#### GOAL
Please list all lines of the material below in which the string "LOPEZ" occurs.

#### INFORMATION GIVEN

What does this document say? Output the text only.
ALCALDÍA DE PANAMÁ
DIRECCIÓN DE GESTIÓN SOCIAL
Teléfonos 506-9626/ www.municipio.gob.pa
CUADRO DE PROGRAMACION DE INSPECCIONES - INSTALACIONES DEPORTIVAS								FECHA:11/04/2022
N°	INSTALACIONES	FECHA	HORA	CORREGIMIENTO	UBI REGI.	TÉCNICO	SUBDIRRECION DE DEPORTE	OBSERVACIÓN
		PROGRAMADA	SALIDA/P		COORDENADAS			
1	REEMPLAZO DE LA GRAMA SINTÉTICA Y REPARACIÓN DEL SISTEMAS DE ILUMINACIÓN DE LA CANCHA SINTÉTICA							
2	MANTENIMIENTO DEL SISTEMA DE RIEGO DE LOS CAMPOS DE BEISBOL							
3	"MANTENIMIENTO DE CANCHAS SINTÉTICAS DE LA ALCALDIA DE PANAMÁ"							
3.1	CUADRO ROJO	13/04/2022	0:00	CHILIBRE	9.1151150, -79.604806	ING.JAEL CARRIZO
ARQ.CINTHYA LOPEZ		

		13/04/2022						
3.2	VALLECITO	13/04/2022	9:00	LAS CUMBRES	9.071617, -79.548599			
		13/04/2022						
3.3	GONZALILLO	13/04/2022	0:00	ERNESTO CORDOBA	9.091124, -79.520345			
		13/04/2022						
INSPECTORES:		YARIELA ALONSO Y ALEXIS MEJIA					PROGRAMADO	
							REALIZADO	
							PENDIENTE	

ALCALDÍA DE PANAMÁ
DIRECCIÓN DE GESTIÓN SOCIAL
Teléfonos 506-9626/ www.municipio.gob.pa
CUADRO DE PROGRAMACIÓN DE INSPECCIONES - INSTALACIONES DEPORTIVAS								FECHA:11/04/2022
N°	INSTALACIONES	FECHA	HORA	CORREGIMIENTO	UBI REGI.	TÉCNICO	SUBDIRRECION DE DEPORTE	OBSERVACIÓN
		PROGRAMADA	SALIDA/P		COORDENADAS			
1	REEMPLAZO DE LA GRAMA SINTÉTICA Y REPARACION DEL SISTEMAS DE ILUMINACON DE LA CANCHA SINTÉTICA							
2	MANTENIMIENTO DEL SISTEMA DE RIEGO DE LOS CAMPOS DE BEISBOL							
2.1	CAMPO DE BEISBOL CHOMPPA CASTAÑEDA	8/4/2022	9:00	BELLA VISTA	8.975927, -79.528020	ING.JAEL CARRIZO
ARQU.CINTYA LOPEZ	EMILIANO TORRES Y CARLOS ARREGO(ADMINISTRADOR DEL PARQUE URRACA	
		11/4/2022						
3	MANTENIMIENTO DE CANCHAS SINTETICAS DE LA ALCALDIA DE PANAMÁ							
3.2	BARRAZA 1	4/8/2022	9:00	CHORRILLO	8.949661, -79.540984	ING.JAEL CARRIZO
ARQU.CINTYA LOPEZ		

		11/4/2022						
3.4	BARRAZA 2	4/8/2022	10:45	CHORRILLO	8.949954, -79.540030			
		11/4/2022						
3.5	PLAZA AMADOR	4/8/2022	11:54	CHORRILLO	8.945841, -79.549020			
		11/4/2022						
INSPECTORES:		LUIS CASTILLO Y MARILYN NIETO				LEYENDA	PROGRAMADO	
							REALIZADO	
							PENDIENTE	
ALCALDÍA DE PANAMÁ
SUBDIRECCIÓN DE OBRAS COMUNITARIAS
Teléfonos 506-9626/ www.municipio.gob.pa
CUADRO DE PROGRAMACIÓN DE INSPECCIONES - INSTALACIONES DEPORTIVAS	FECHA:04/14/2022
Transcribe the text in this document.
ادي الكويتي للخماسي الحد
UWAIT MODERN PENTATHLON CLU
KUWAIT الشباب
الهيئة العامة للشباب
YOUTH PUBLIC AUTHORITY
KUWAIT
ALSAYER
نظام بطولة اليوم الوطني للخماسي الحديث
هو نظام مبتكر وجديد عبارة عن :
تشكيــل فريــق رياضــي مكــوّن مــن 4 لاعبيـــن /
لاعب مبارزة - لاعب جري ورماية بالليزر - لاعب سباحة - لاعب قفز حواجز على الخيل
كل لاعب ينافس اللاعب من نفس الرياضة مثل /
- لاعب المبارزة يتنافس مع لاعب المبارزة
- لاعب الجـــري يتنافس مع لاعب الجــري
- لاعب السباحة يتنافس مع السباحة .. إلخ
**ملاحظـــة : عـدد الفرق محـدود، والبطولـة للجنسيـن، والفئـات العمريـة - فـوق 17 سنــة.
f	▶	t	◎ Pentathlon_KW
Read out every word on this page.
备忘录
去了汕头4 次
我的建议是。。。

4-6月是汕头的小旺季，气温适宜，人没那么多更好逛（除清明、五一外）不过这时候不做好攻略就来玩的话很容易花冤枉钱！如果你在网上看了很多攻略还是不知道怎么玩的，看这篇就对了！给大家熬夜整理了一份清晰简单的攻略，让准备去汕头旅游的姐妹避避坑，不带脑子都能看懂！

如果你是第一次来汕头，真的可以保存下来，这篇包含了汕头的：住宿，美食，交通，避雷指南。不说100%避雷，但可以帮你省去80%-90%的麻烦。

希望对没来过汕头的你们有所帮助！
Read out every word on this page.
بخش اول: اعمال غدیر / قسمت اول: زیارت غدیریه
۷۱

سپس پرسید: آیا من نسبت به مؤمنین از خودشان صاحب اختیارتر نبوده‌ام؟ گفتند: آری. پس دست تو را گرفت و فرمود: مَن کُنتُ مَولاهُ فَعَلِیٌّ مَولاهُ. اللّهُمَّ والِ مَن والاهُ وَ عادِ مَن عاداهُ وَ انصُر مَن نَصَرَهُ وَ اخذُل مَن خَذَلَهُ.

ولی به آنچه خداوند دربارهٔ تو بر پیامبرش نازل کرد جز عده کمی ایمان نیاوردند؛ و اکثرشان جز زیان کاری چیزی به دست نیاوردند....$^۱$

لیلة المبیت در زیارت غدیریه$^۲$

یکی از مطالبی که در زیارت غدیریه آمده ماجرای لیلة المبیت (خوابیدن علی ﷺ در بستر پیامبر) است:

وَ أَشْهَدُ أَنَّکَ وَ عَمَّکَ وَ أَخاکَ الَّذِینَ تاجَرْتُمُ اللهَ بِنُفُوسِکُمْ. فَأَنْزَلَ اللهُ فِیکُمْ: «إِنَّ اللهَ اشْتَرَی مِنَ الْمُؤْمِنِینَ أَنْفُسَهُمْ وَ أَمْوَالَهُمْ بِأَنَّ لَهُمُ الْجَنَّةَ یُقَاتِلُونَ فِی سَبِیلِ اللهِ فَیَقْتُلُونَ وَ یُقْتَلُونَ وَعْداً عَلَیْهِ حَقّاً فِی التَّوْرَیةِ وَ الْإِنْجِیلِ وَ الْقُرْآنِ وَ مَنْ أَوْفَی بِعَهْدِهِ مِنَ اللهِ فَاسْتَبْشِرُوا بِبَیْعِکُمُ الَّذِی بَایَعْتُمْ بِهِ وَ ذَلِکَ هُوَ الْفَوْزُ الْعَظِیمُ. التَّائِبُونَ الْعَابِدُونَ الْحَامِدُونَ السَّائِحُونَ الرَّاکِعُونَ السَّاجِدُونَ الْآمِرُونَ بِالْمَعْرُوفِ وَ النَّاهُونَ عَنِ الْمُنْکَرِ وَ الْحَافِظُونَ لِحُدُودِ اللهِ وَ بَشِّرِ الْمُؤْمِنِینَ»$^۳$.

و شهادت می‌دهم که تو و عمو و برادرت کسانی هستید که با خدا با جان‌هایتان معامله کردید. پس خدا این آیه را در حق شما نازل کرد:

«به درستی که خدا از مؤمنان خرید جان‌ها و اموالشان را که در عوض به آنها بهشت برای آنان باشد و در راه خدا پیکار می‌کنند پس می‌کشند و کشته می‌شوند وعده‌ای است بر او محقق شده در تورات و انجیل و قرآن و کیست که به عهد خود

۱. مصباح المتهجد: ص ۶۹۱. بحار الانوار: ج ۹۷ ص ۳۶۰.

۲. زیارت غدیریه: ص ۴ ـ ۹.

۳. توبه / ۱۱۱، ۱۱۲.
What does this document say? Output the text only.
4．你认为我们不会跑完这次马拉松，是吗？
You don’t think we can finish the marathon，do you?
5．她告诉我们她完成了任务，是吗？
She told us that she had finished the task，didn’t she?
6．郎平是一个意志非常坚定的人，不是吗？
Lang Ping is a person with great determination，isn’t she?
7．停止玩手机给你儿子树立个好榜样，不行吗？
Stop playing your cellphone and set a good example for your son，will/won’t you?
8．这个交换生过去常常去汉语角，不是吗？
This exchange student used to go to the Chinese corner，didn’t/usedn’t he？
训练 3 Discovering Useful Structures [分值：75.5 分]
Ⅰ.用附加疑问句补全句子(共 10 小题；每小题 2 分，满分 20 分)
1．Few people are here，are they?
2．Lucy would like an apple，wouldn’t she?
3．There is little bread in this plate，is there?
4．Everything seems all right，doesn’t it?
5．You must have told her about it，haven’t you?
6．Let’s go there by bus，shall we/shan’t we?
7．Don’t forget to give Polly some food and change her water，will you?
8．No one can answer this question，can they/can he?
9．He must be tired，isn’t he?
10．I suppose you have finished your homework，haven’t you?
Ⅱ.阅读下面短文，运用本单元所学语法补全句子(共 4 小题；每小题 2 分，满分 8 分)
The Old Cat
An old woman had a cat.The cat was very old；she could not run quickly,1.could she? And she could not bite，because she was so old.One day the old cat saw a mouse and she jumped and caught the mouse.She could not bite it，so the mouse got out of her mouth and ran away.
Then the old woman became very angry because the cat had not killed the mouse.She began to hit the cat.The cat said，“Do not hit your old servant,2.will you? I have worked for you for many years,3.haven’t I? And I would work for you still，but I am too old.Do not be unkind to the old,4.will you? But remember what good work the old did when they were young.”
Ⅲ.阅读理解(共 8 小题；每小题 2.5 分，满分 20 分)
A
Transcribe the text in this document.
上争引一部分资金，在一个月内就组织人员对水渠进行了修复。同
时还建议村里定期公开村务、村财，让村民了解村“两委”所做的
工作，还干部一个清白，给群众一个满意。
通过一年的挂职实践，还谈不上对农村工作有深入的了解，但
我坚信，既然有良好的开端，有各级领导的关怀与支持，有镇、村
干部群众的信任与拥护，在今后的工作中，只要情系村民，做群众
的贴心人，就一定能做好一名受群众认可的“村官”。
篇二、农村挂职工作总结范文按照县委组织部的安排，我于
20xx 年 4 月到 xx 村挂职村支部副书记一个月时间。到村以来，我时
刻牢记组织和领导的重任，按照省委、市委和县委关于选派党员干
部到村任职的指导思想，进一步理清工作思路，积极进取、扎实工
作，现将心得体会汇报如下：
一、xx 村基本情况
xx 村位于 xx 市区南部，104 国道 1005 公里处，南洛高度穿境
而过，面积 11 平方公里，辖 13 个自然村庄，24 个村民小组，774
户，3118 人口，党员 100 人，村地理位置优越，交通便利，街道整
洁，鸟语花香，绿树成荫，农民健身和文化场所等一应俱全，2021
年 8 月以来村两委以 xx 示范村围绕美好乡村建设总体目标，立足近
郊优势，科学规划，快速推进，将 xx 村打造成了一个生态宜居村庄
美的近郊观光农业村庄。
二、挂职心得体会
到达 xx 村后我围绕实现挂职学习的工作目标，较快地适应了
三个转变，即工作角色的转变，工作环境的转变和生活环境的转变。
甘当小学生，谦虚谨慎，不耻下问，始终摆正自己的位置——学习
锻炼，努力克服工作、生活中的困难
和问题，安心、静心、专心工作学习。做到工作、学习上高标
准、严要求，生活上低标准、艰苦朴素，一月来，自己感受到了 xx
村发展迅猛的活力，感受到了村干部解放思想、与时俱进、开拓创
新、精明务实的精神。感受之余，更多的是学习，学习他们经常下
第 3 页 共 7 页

#### EXERCISE OUTPUT
ARQ.CINTHYA LOPEZ		
ARQU.CINTYA LOPEZ	EMILIANO TORRES Y CARLOS ARREGO(ADMINISTRADOR DEL PARQUE URRACA	
ARQU.CINTYA LOPEZ		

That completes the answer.